**Instruction**
Transcribe every line exactly and omit anything that is a picture.
'''
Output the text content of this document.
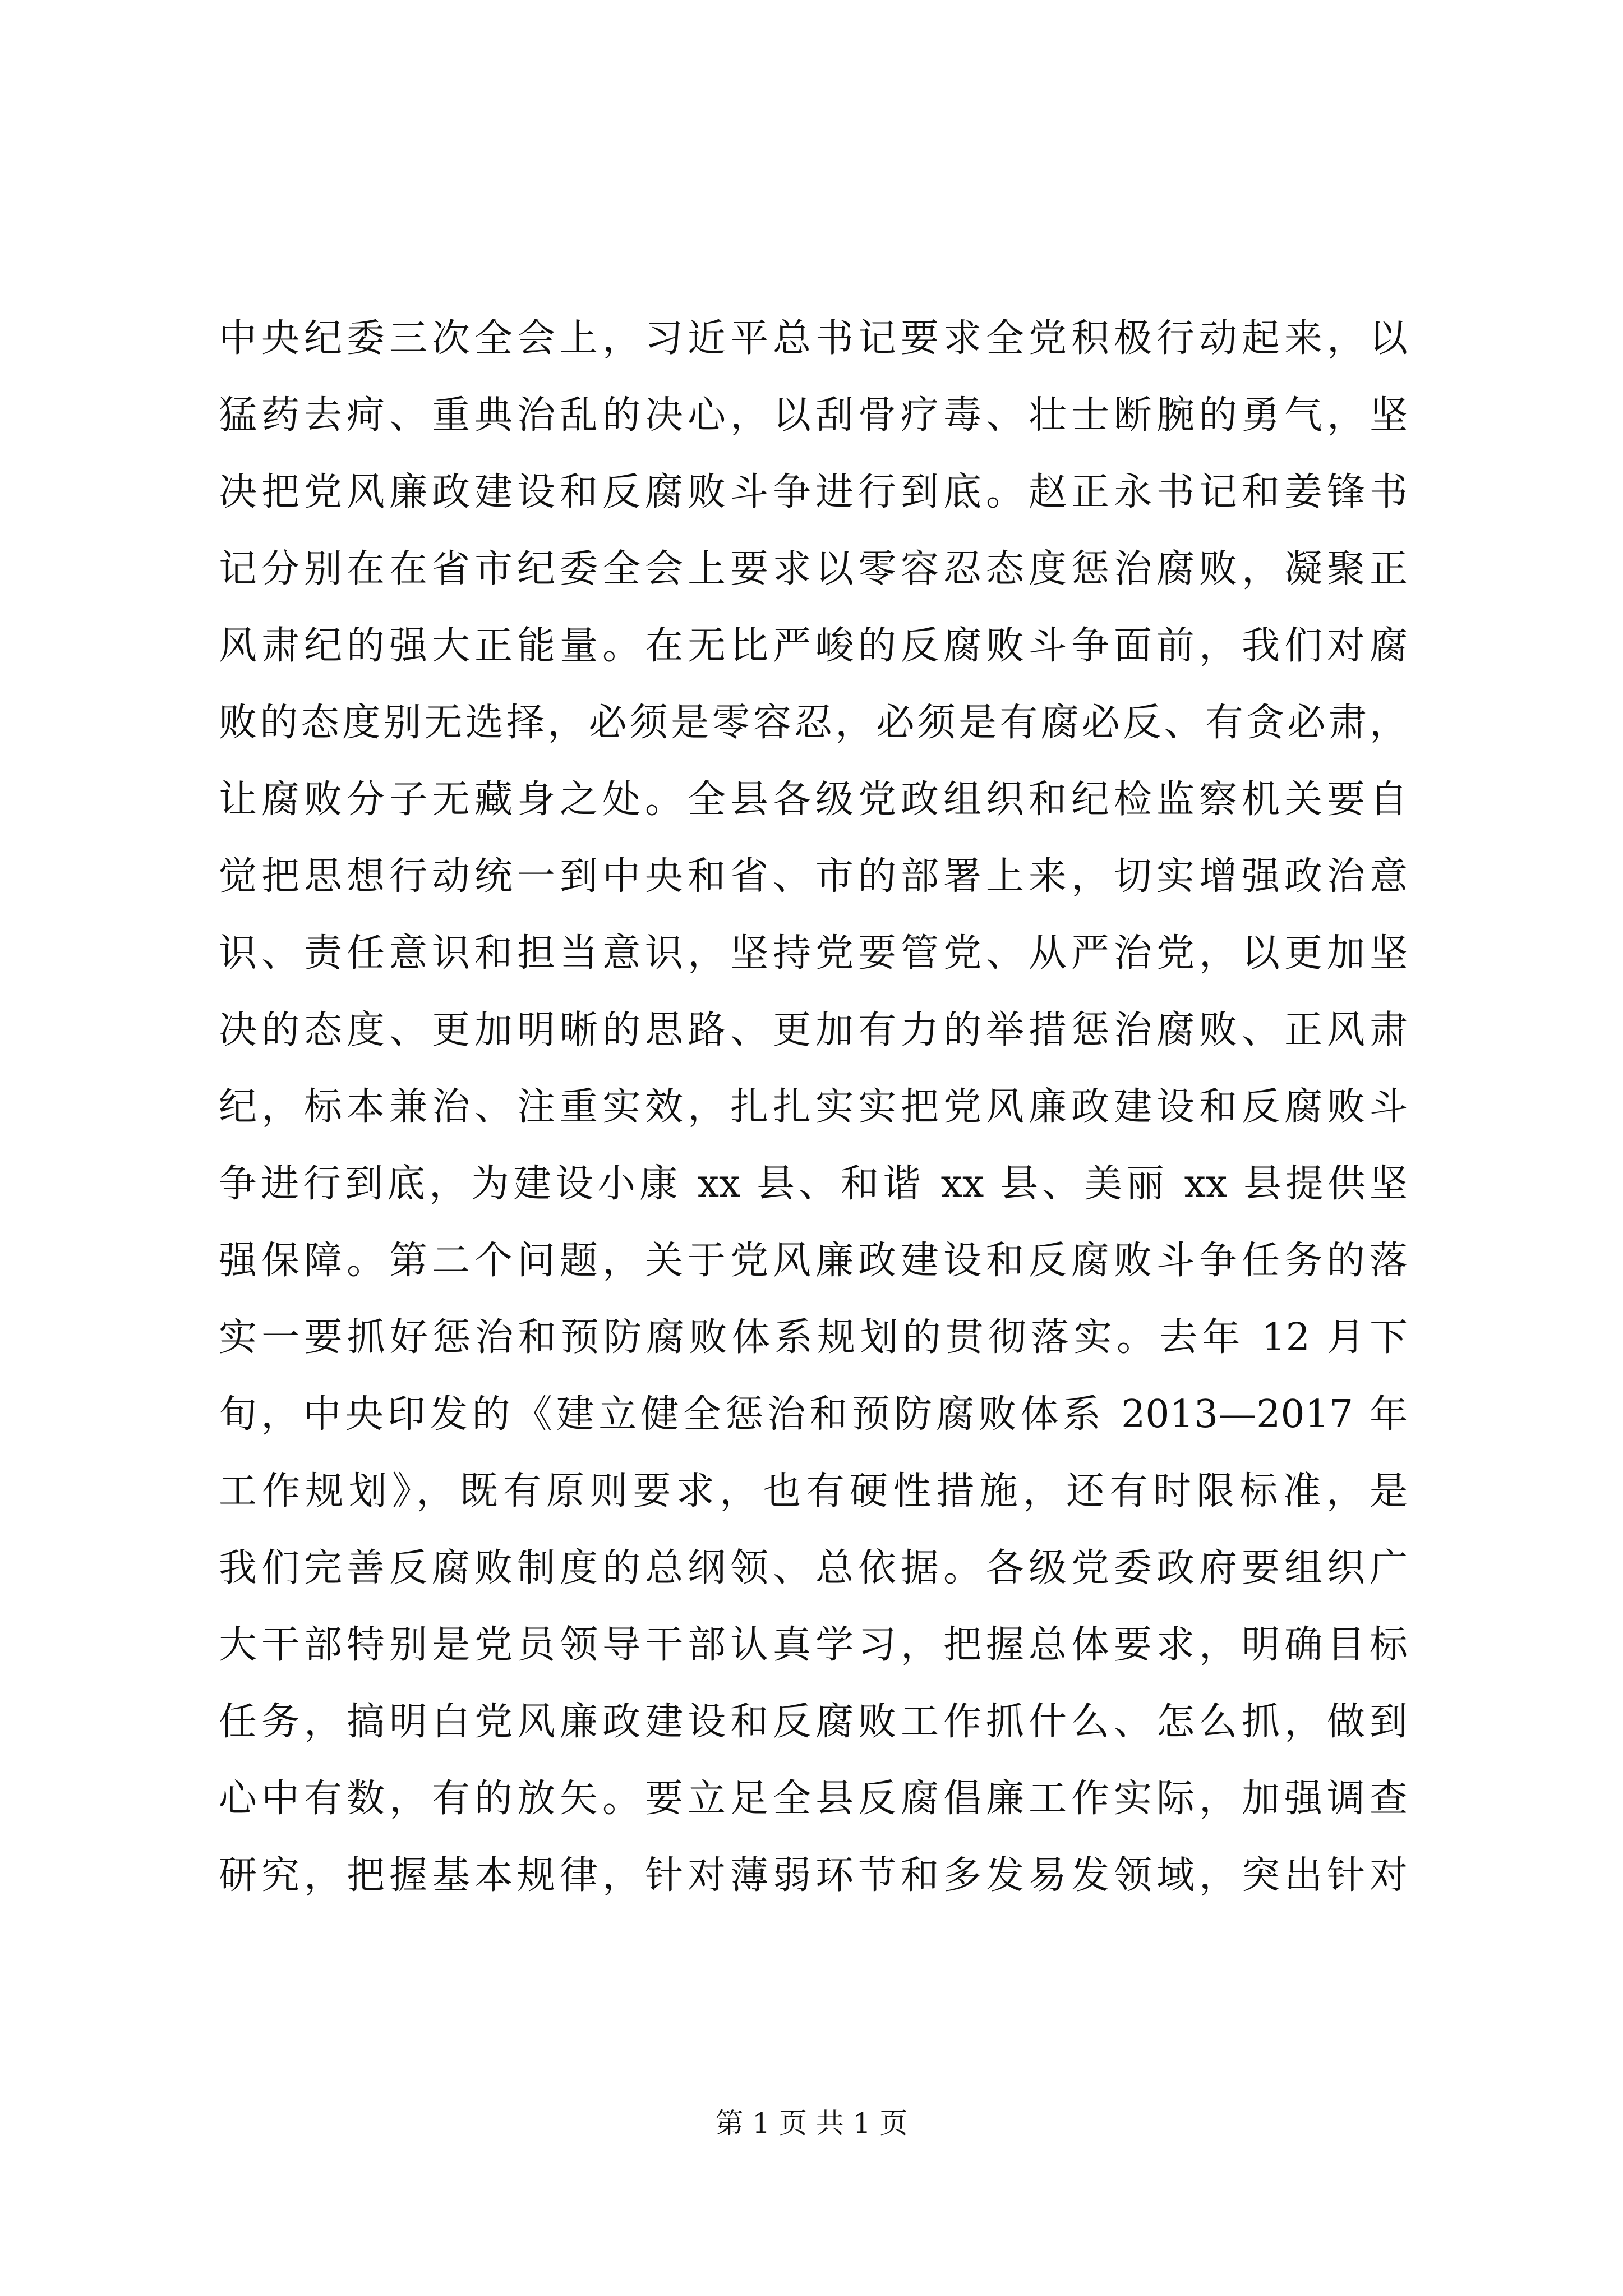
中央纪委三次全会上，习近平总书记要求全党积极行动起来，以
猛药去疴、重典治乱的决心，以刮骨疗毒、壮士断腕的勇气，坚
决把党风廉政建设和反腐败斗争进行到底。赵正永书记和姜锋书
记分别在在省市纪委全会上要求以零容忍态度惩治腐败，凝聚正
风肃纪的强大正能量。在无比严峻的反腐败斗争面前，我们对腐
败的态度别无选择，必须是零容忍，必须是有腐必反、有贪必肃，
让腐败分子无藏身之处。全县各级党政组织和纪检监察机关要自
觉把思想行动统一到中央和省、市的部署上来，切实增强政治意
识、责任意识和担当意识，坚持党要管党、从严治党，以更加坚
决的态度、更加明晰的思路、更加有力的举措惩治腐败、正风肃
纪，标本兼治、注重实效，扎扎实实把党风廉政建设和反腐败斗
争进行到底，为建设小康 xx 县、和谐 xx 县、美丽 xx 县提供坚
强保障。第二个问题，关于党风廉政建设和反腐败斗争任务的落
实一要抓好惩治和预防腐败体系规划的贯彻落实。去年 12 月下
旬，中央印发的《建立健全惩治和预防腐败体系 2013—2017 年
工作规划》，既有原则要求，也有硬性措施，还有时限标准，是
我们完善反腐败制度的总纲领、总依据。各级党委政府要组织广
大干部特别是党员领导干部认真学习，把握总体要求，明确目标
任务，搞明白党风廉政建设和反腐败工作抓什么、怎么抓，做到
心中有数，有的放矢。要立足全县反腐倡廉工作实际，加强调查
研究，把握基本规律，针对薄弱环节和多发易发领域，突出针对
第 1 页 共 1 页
'''
**Complete answer**
Output the text content of this document.
中央纪委三次全会上，习近平总书记要求全党积极行动起来，以
猛药去疴、重典治乱的决心，以刮骨疗毒、壮士断腕的勇气，坚
决把党风廉政建设和反腐败斗争进行到底。赵正永书记和姜锋书
记分别在在省市纪委全会上要求以零容忍态度惩治腐败，凝聚正
风肃纪的强大正能量。在无比严峻的反腐败斗争面前，我们对腐
败的态度别无选择，必须是零容忍，必须是有腐必反、有贪必肃，
让腐败分子无藏身之处。全县各级党政组织和纪检监察机关要自
觉把思想行动统一到中央和省、市的部署上来，切实增强政治意
识、责任意识和担当意识，坚持党要管党、从严治党，以更加坚
决的态度、更加明晰的思路、更加有力的举措惩治腐败、正风肃
纪，标本兼治、注重实效，扎扎实实把党风廉政建设和反腐败斗
争进行到底，为建设小康 xx 县、和谐 xx 县、美丽 xx 县提供坚
强保障。第二个问题，关于党风廉政建设和反腐败斗争任务的落
实一要抓好惩治和预防腐败体系规划的贯彻落实。去年 12 月下
旬，中央印发的《建立健全惩治和预防腐败体系 2013—2017 年
工作规划》，既有原则要求，也有硬性措施，还有时限标准，是
我们完善反腐败制度的总纲领、总依据。各级党委政府要组织广
大干部特别是党员领导干部认真学习，把握总体要求，明确目标
任务，搞明白党风廉政建设和反腐败工作抓什么、怎么抓，做到
心中有数，有的放矢。要立足全县反腐倡廉工作实际，加强调查
研究，把握基本规律，针对薄弱环节和多发易发领域，突出针对
第 1 页 共 1 页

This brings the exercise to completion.